Your goal — Skip the pictures and repeat each line of the data exactly.

Supplied information —
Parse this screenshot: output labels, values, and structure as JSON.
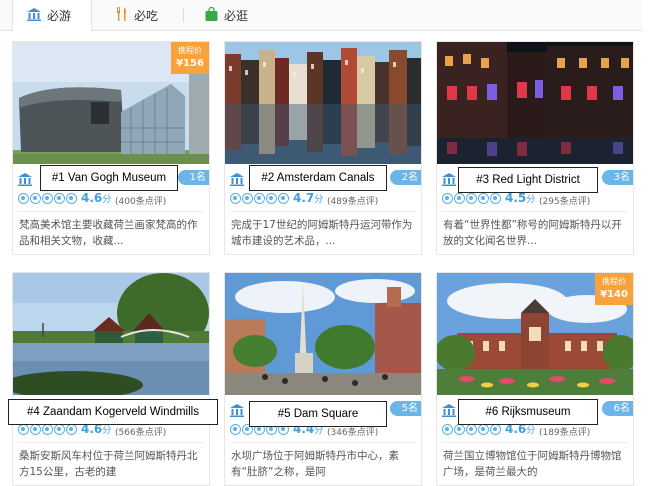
{
  "tabs": [
    {
      "label": "必游",
      "icon": "museum-icon",
      "active": true
    },
    {
      "label": "必吃",
      "icon": "fork-knife-icon",
      "active": false
    },
    {
      "label": "必逛",
      "icon": "shopping-bag-icon",
      "active": false
    }
  ],
  "cards": [
    {
      "caption": "#1 Van Gogh Museum",
      "rank_badge": "1名",
      "score": "4.6",
      "score_unit": "分",
      "reviews": "(400条点评)",
      "desc": "梵高美术馆主要收藏荷兰画家梵高的作品和相关文物，收藏...",
      "price_label": "携程价",
      "price": "¥156"
    },
    {
      "caption": "#2 Amsterdam Canals",
      "rank_badge": "2名",
      "score": "4.7",
      "score_unit": "分",
      "reviews": "(489条点评)",
      "desc": "完成于17世纪的阿姆斯特丹运河带作为城市建设的艺术品，..."
    },
    {
      "caption": "#3 Red Light District",
      "rank_badge": "3名",
      "score": "4.5",
      "score_unit": "分",
      "reviews": "(295条点评)",
      "desc": "有着“世界性都”称号的阿姆斯特丹以开放的文化闻名世界..."
    },
    {
      "caption": "#4 Zaandam Kogerveld Windmills",
      "rank_badge": "",
      "score": "4.6",
      "score_unit": "分",
      "reviews": "(566条点评)",
      "desc": "桑斯安斯风车村位于荷兰阿姆斯特丹北方15公里，古老的建"
    },
    {
      "caption": "#5 Dam Square",
      "rank_badge": "5名",
      "score": "4.4",
      "score_unit": "分",
      "reviews": "(346条点评)",
      "desc": "水坝广场位于阿姆斯特丹市中心，素有“肚脐”之称，是阿"
    },
    {
      "caption": "#6 Rijksmuseum",
      "rank_badge": "6名",
      "score": "4.6",
      "score_unit": "分",
      "reviews": "(189条点评)",
      "desc": "荷兰国立博物馆位于阿姆斯特丹博物馆广场，是荷兰最大的",
      "price_label": "携程价",
      "price": "¥140"
    }
  ],
  "colors": {
    "accent": "#3d9fe0",
    "badge": "#6cb5e8",
    "price": "#f7a23a"
  }
}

Right answer —
Parse this screenshot: output labels, values, and structure as JSON.
{
  "tabs": [
    {
      "label": "必游",
      "icon": "museum-icon",
      "active": true
    },
    {
      "label": "必吃",
      "icon": "fork-knife-icon",
      "active": false
    },
    {
      "label": "必逛",
      "icon": "shopping-bag-icon",
      "active": false
    }
  ],
  "cards": [
    {
      "caption": "#1 Van Gogh Museum",
      "rank_badge": "1名",
      "score": "4.6",
      "score_unit": "分",
      "reviews": "(400条点评)",
      "desc": "梵高美术馆主要收藏荷兰画家梵高的作品和相关文物，收藏...",
      "price_label": "携程价",
      "price": "¥156"
    },
    {
      "caption": "#2 Amsterdam Canals",
      "rank_badge": "2名",
      "score": "4.7",
      "score_unit": "分",
      "reviews": "(489条点评)",
      "desc": "完成于17世纪的阿姆斯特丹运河带作为城市建设的艺术品，..."
    },
    {
      "caption": "#3 Red Light District",
      "rank_badge": "3名",
      "score": "4.5",
      "score_unit": "分",
      "reviews": "(295条点评)",
      "desc": "有着“世界性都”称号的阿姆斯特丹以开放的文化闻名世界..."
    },
    {
      "caption": "#4 Zaandam Kogerveld Windmills",
      "rank_badge": "",
      "score": "4.6",
      "score_unit": "分",
      "reviews": "(566条点评)",
      "desc": "桑斯安斯风车村位于荷兰阿姆斯特丹北方15公里，古老的建"
    },
    {
      "caption": "#5 Dam Square",
      "rank_badge": "5名",
      "score": "4.4",
      "score_unit": "分",
      "reviews": "(346条点评)",
      "desc": "水坝广场位于阿姆斯特丹市中心，素有“肚脐”之称，是阿"
    },
    {
      "caption": "#6 Rijksmuseum",
      "rank_badge": "6名",
      "score": "4.6",
      "score_unit": "分",
      "reviews": "(189条点评)",
      "desc": "荷兰国立博物馆位于阿姆斯特丹博物馆广场，是荷兰最大的",
      "price_label": "携程价",
      "price": "¥140"
    }
  ],
  "colors": {
    "accent": "#3d9fe0",
    "badge": "#6cb5e8",
    "price": "#f7a23a"
  }
}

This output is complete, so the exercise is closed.